# Supplied information start

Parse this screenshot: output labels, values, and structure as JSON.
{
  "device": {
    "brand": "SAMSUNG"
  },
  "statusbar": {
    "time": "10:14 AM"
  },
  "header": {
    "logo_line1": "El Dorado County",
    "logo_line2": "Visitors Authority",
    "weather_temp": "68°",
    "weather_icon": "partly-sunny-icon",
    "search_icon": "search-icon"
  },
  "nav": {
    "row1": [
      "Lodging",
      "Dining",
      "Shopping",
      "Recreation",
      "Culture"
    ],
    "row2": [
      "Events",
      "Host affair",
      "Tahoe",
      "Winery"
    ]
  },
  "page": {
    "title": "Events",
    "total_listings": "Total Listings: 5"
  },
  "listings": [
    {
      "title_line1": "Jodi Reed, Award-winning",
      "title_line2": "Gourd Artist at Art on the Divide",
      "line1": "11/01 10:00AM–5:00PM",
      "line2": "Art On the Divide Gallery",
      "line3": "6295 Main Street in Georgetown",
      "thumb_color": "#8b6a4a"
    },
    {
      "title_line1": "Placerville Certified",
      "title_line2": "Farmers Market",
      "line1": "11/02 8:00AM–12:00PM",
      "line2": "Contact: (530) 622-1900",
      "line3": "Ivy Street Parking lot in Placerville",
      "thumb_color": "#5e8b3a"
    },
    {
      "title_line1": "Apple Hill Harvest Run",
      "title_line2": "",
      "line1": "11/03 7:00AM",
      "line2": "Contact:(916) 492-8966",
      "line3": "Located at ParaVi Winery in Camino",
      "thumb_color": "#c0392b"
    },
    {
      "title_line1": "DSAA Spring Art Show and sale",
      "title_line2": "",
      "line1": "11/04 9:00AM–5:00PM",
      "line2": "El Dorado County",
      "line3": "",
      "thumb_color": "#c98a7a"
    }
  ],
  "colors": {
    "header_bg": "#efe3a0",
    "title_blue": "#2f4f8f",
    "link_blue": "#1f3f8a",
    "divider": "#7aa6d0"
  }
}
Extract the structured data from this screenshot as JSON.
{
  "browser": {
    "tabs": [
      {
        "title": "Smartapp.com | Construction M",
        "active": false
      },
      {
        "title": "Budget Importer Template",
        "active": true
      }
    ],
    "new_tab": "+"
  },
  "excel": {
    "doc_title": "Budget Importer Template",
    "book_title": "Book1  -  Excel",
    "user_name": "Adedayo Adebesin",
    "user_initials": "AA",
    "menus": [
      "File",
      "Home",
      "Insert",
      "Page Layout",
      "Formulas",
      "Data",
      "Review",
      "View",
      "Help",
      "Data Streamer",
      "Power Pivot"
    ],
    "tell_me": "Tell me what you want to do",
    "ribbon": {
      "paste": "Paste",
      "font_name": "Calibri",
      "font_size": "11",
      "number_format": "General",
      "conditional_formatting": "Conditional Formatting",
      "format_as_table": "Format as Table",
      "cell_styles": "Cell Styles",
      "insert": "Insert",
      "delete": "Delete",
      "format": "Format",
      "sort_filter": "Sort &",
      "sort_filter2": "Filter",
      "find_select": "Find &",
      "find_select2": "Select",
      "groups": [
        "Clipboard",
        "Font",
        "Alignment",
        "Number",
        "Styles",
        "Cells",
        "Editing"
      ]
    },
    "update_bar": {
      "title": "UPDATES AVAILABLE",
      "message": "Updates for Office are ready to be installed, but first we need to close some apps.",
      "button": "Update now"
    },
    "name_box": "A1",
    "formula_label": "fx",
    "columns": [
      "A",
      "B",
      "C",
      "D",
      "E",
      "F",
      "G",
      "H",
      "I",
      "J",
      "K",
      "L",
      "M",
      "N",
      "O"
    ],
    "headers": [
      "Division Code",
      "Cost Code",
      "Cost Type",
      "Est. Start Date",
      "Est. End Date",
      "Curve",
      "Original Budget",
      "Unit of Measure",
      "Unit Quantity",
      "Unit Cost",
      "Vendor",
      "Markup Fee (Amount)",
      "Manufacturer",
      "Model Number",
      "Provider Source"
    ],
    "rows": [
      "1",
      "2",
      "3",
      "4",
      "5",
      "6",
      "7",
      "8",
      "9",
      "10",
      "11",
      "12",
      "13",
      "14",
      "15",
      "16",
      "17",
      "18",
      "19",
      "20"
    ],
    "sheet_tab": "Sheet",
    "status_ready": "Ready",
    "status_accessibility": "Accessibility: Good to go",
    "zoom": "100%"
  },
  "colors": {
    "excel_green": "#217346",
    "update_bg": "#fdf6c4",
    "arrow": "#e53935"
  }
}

# Supplied information end

## What the exercise asks
Copy each line of the data above without altering a single character.

## The output
Parse this screenshot: output labels, values, and structure as JSON.
{
  "device": {
    "brand": "SAMSUNG"
  },
  "statusbar": {
    "time": "10:14 AM"
  },
  "header": {
    "logo_line1": "El Dorado County",
    "logo_line2": "Visitors Authority",
    "weather_temp": "68°",
    "weather_icon": "partly-sunny-icon",
    "search_icon": "search-icon"
  },
  "nav": {
    "row1": [
      "Lodging",
      "Dining",
      "Shopping",
      "Recreation",
      "Culture"
    ],
    "row2": [
      "Events",
      "Host affair",
      "Tahoe",
      "Winery"
    ]
  },
  "page": {
    "title": "Events",
    "total_listings": "Total Listings: 5"
  },
  "listings": [
    {
      "title_line1": "Jodi Reed, Award-winning",
      "title_line2": "Gourd Artist at Art on the Divide",
      "line1": "11/01 10:00AM–5:00PM",
      "line2": "Art On the Divide Gallery",
      "line3": "6295 Main Street in Georgetown",
      "thumb_color": "#8b6a4a"
    },
    {
      "title_line1": "Placerville Certified",
      "title_line2": "Farmers Market",
      "line1": "11/02 8:00AM–12:00PM",
      "line2": "Contact: (530) 622-1900",
      "line3": "Ivy Street Parking lot in Placerville",
      "thumb_color": "#5e8b3a"
    },
    {
      "title_line1": "Apple Hill Harvest Run",
      "title_line2": "",
      "line1": "11/03 7:00AM",
      "line2": "Contact:(916) 492-8966",
      "line3": "Located at ParaVi Winery in Camino",
      "thumb_color": "#c0392b"
    },
    {
      "title_line1": "DSAA Spring Art Show and sale",
      "title_line2": "",
      "line1": "11/04 9:00AM–5:00PM",
      "line2": "El Dorado County",
      "line3": "",
      "thumb_color": "#c98a7a"
    }
  ],
  "colors": {
    "header_bg": "#efe3a0",
    "title_blue": "#2f4f8f",
    "link_blue": "#1f3f8a",
    "divider": "#7aa6d0"
  }
}
Extract the structured data from this screenshot as JSON.
{
  "browser": {
    "tabs": [
      {
        "title": "Smartapp.com | Construction M",
        "active": false
      },
      {
        "title": "Budget Importer Template",
        "active": true
      }
    ],
    "new_tab": "+"
  },
  "excel": {
    "doc_title": "Budget Importer Template",
    "book_title": "Book1  -  Excel",
    "user_name": "Adedayo Adebesin",
    "user_initials": "AA",
    "menus": [
      "File",
      "Home",
      "Insert",
      "Page Layout",
      "Formulas",
      "Data",
      "Review",
      "View",
      "Help",
      "Data Streamer",
      "Power Pivot"
    ],
    "tell_me": "Tell me what you want to do",
    "ribbon": {
      "paste": "Paste",
      "font_name": "Calibri",
      "font_size": "11",
      "number_format": "General",
      "conditional_formatting": "Conditional Formatting",
      "format_as_table": "Format as Table",
      "cell_styles": "Cell Styles",
      "insert": "Insert",
      "delete": "Delete",
      "format": "Format",
      "sort_filter": "Sort &",
      "sort_filter2": "Filter",
      "find_select": "Find &",
      "find_select2": "Select",
      "groups": [
        "Clipboard",
        "Font",
        "Alignment",
        "Number",
        "Styles",
        "Cells",
        "Editing"
      ]
    },
    "update_bar": {
      "title": "UPDATES AVAILABLE",
      "message": "Updates for Office are ready to be installed, but first we need to close some apps.",
      "button": "Update now"
    },
    "name_box": "A1",
    "formula_label": "fx",
    "columns": [
      "A",
      "B",
      "C",
      "D",
      "E",
      "F",
      "G",
      "H",
      "I",
      "J",
      "K",
      "L",
      "M",
      "N",
      "O"
    ],
    "headers": [
      "Division Code",
      "Cost Code",
      "Cost Type",
      "Est. Start Date",
      "Est. End Date",
      "Curve",
      "Original Budget",
      "Unit of Measure",
      "Unit Quantity",
      "Unit Cost",
      "Vendor",
      "Markup Fee (Amount)",
      "Manufacturer",
      "Model Number",
      "Provider Source"
    ],
    "rows": [
      "1",
      "2",
      "3",
      "4",
      "5",
      "6",
      "7",
      "8",
      "9",
      "10",
      "11",
      "12",
      "13",
      "14",
      "15",
      "16",
      "17",
      "18",
      "19",
      "20"
    ],
    "sheet_tab": "Sheet",
    "status_ready": "Ready",
    "status_accessibility": "Accessibility: Good to go",
    "zoom": "100%"
  },
  "colors": {
    "excel_green": "#217346",
    "update_bg": "#fdf6c4",
    "arrow": "#e53935"
  }
}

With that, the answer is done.